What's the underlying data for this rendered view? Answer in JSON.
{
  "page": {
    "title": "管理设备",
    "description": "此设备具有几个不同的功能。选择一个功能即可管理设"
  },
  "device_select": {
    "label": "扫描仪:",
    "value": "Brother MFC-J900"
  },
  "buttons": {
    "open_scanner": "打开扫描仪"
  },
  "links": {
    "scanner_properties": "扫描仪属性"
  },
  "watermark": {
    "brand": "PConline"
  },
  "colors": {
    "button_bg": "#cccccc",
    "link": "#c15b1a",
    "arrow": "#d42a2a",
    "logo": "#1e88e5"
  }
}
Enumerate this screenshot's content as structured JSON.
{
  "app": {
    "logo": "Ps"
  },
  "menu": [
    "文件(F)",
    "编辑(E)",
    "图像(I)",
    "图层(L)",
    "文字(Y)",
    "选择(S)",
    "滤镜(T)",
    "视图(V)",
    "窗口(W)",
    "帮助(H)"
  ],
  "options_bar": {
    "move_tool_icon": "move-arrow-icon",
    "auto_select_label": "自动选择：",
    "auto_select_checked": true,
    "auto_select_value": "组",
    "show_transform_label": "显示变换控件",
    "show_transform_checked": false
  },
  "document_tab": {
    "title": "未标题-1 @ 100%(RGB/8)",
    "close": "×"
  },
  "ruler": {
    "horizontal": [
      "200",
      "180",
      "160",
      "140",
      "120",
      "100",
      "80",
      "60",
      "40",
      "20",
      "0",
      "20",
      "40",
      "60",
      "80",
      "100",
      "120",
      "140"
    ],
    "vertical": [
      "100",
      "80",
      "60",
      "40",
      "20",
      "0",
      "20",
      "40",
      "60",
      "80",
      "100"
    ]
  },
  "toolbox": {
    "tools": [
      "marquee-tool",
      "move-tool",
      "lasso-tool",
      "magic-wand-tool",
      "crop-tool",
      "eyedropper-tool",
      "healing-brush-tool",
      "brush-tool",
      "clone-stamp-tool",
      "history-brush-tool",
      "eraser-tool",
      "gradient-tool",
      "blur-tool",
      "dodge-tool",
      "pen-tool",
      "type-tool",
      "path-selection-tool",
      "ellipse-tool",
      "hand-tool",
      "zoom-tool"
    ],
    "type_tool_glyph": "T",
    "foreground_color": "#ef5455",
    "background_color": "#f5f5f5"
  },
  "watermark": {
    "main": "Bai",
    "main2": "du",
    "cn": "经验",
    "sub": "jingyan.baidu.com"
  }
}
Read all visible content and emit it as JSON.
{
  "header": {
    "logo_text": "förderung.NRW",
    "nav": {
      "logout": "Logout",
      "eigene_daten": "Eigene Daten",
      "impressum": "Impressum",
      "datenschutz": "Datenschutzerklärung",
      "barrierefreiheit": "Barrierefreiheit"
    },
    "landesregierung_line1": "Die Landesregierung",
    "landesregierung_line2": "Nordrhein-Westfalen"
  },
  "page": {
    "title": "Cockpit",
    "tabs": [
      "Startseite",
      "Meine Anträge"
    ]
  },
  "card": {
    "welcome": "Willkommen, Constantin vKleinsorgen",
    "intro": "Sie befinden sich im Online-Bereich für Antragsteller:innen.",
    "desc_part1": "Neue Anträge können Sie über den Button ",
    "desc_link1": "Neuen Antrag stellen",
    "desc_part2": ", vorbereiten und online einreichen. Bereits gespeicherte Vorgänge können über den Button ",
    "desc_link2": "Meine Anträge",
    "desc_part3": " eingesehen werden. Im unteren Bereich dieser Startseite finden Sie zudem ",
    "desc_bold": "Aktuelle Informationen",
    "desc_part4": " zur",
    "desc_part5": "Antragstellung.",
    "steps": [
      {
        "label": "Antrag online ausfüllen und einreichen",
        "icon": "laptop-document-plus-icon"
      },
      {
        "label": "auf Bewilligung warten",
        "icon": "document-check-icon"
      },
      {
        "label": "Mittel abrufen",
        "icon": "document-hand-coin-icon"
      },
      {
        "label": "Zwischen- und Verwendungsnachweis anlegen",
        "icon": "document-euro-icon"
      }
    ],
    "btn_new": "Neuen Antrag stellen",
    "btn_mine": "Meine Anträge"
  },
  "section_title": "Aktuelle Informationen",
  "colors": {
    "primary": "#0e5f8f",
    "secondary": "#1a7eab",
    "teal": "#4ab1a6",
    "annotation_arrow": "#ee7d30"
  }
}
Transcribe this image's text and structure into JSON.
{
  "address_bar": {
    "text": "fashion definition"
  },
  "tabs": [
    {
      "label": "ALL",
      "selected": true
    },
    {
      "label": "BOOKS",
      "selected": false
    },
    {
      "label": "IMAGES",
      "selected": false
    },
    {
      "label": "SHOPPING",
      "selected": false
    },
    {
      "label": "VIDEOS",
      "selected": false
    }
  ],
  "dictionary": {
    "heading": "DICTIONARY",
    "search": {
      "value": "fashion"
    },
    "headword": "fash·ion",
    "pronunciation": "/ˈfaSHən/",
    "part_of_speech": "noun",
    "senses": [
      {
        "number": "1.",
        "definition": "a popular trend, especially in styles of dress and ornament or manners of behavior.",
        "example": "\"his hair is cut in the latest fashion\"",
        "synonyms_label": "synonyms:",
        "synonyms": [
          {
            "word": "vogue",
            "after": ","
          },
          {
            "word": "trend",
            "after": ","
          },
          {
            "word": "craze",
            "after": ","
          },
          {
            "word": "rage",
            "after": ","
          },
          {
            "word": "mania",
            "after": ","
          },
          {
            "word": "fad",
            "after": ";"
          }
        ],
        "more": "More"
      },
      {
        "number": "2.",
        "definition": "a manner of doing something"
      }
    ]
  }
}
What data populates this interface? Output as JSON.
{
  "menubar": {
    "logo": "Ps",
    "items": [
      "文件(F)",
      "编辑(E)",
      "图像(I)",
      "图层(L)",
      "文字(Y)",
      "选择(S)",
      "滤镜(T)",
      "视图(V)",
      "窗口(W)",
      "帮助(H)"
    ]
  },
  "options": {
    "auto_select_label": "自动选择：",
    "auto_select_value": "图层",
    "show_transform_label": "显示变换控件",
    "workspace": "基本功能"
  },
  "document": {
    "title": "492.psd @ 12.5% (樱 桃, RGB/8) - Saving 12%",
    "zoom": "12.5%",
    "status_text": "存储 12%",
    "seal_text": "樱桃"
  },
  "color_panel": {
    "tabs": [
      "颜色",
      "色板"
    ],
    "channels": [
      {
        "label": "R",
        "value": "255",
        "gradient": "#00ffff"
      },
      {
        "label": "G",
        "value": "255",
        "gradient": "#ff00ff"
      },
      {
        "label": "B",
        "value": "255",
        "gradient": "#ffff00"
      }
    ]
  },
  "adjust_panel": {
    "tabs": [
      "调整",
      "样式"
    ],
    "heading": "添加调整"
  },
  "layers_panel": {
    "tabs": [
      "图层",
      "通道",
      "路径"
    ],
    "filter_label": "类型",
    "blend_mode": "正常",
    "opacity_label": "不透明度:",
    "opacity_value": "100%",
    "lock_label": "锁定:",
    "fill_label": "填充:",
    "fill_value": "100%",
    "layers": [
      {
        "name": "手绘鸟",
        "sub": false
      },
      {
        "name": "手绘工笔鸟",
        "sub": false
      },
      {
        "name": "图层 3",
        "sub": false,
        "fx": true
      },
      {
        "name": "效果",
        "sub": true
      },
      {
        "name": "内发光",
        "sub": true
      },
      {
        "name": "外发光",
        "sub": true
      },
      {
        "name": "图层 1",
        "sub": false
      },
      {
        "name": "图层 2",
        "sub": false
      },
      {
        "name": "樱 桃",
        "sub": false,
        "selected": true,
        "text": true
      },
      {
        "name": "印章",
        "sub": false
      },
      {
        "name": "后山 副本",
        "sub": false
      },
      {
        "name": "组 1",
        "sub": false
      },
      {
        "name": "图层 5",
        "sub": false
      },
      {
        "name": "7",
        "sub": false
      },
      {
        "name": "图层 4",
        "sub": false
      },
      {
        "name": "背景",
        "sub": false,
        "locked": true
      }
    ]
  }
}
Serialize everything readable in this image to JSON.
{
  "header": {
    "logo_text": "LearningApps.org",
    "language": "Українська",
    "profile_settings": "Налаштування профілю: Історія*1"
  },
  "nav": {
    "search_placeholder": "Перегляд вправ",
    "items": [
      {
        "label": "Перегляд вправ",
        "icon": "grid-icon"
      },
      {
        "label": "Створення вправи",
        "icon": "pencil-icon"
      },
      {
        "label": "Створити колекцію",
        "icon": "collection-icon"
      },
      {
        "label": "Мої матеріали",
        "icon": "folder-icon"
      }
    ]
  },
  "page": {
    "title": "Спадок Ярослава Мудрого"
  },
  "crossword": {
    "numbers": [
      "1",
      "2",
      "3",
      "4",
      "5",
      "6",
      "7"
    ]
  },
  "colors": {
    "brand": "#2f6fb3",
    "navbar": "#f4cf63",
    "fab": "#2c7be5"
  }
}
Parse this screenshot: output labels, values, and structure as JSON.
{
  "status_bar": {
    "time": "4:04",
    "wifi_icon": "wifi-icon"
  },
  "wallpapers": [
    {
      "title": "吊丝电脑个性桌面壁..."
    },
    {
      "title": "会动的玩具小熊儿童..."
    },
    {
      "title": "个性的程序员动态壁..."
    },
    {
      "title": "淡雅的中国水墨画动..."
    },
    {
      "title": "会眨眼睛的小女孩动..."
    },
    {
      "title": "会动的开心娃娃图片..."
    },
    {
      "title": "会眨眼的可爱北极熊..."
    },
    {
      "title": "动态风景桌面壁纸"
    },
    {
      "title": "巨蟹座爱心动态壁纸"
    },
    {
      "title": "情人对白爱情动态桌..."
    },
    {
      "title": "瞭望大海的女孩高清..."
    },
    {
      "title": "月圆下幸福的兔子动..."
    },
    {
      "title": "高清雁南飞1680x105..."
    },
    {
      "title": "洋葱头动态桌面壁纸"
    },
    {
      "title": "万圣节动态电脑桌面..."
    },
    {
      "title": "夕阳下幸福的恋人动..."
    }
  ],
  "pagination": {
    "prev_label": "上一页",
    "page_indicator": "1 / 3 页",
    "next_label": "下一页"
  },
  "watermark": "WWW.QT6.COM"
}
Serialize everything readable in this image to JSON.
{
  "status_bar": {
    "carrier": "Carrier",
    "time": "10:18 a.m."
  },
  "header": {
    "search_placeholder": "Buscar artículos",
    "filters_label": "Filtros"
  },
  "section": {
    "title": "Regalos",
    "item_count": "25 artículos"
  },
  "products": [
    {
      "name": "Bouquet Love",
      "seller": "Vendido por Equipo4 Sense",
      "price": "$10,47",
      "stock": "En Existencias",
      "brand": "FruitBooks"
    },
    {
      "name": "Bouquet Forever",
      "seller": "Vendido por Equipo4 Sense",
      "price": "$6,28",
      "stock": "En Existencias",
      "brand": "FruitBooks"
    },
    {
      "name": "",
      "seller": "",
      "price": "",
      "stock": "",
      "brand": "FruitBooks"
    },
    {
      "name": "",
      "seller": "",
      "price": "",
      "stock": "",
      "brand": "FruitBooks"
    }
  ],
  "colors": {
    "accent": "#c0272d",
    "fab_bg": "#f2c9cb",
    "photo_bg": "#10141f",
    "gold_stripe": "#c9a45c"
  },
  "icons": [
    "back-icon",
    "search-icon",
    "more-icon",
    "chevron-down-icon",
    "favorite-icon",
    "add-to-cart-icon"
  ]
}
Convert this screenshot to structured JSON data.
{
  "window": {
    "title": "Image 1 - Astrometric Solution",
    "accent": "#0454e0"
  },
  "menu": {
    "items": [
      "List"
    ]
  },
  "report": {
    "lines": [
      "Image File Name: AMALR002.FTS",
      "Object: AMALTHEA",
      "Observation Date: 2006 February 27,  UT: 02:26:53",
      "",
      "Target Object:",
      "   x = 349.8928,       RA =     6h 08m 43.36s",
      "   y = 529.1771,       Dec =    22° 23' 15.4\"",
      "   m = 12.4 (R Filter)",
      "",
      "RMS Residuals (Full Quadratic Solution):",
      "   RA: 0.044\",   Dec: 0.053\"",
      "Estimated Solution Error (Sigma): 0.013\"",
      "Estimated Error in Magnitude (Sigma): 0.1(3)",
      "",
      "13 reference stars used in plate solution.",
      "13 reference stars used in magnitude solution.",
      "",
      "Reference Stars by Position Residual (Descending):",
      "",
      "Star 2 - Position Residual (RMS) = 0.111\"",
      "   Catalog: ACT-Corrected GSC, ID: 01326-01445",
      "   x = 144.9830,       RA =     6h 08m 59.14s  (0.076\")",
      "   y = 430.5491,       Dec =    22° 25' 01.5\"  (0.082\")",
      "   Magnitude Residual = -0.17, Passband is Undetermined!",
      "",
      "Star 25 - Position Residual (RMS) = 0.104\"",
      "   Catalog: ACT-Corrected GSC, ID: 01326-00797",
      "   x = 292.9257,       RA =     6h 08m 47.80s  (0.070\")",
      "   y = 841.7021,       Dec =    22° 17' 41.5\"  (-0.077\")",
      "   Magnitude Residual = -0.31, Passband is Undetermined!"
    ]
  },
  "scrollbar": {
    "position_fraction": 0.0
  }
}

============

What is needed —
Using the listing above, show every line that includes the string "Undetermined".

Problem solution —
      "   Magnitude Residual = -0.17, Passband is Undetermined!",
      "   Magnitude Residual = -0.31, Passband is Undetermined!"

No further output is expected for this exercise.